Exercise prompt:
Determine how many lines include the string "ПИоТ". Output that number only.

[Collected data]

+===+

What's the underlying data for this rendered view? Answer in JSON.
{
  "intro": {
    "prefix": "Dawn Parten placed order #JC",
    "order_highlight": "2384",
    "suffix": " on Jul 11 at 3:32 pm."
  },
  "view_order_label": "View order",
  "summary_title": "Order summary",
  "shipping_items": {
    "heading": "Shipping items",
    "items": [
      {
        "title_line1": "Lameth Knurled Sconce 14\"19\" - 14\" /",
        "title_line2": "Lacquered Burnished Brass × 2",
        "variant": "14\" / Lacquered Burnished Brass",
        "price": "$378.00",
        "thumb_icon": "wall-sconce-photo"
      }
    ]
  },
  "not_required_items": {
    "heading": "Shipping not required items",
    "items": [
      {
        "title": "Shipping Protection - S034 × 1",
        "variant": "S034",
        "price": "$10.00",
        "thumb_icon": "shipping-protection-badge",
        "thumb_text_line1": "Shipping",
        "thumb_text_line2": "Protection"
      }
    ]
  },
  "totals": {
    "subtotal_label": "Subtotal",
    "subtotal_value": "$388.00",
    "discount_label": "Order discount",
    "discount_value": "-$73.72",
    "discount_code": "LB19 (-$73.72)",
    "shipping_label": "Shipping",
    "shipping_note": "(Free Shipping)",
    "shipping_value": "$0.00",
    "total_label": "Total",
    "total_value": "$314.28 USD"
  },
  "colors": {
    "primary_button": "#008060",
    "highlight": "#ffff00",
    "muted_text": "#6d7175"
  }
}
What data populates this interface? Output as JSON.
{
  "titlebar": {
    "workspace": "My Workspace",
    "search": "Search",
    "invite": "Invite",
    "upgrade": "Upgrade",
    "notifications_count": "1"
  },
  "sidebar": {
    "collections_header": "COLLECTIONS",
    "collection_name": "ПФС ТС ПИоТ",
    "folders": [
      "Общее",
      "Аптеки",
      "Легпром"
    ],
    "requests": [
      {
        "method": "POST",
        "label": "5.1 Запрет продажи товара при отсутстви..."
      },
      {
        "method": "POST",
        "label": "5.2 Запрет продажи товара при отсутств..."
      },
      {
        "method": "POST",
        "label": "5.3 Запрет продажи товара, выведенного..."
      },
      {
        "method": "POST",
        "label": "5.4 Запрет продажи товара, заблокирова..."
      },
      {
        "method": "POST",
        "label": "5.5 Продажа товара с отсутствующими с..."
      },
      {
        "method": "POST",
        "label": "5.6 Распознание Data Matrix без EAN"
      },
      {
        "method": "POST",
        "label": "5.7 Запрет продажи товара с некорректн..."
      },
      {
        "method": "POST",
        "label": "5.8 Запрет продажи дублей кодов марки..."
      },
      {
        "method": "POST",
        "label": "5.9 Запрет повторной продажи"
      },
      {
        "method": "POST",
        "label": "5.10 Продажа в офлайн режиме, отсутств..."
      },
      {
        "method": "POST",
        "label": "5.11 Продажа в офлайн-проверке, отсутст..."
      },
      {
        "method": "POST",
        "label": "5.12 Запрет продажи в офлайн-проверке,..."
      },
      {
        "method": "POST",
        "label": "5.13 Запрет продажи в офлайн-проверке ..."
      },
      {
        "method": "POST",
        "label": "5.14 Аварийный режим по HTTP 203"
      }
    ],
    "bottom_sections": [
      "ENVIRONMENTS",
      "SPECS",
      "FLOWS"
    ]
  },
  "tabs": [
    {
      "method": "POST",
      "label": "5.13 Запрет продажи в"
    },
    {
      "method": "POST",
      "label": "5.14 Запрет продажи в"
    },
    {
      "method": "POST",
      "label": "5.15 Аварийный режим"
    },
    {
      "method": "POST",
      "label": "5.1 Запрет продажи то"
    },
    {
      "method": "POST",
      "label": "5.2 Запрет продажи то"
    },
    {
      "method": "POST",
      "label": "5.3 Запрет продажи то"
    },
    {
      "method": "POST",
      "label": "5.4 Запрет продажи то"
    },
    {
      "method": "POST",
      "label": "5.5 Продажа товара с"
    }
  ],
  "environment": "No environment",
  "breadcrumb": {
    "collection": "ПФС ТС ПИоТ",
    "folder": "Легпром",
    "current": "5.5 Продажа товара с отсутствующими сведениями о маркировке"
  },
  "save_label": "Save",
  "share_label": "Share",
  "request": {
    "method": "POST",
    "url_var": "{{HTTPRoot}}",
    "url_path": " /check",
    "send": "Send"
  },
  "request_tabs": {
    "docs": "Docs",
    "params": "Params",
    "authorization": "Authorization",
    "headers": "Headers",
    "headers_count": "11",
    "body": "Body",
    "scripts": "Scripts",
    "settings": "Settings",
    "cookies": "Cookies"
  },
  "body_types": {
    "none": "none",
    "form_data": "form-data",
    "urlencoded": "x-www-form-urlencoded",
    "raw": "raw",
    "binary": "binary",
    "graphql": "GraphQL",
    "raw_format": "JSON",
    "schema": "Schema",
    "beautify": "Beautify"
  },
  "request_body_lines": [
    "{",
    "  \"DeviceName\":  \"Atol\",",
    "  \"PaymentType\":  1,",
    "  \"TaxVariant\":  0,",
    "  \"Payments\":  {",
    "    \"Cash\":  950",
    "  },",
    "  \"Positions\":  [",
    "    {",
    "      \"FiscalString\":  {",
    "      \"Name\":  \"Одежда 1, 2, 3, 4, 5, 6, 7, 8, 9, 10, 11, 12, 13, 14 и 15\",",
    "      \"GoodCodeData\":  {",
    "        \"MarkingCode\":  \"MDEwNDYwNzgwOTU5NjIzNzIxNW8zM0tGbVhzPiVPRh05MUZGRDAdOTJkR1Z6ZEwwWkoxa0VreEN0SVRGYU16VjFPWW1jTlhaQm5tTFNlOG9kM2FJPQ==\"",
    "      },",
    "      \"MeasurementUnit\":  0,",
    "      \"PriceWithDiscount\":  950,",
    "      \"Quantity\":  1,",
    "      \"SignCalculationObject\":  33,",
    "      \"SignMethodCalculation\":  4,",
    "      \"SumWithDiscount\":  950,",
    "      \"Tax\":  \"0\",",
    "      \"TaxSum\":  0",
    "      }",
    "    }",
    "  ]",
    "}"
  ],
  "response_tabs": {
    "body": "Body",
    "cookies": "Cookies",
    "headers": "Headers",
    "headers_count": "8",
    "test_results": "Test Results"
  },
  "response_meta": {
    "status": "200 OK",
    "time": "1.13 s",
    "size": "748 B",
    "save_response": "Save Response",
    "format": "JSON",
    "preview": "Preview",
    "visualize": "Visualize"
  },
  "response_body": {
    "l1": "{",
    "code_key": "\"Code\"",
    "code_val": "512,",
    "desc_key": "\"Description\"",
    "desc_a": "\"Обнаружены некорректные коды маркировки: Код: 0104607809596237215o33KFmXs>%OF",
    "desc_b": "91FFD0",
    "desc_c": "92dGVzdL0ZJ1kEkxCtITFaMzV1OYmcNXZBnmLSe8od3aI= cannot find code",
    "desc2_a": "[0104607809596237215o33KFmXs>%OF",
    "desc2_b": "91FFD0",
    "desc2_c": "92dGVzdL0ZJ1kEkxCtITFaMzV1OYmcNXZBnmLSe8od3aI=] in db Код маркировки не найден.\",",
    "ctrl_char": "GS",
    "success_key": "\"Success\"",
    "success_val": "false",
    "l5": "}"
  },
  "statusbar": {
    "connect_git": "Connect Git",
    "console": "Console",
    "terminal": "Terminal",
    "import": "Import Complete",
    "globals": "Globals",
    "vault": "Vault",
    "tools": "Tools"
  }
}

+===+

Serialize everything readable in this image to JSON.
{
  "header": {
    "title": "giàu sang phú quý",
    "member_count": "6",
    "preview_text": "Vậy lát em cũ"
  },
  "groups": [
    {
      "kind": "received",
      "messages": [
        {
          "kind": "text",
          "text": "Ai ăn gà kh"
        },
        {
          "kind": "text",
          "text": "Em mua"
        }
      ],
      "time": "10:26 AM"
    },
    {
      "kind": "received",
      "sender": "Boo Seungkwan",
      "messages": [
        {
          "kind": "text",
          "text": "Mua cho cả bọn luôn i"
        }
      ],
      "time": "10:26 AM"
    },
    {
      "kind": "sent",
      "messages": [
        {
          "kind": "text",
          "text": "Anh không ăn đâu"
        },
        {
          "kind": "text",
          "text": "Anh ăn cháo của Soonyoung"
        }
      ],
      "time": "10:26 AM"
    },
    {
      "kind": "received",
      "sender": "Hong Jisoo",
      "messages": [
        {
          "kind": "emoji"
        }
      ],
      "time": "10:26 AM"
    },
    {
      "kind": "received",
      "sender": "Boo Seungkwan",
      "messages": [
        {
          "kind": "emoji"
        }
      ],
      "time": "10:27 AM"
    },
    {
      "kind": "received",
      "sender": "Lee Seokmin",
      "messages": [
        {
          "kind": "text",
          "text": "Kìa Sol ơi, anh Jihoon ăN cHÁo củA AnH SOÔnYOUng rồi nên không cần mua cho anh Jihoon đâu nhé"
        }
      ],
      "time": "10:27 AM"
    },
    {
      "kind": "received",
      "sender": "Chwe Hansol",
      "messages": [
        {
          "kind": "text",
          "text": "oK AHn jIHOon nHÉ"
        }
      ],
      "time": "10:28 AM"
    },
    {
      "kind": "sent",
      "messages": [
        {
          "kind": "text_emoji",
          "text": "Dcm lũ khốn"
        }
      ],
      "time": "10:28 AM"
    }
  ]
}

+===+

Task answer:
2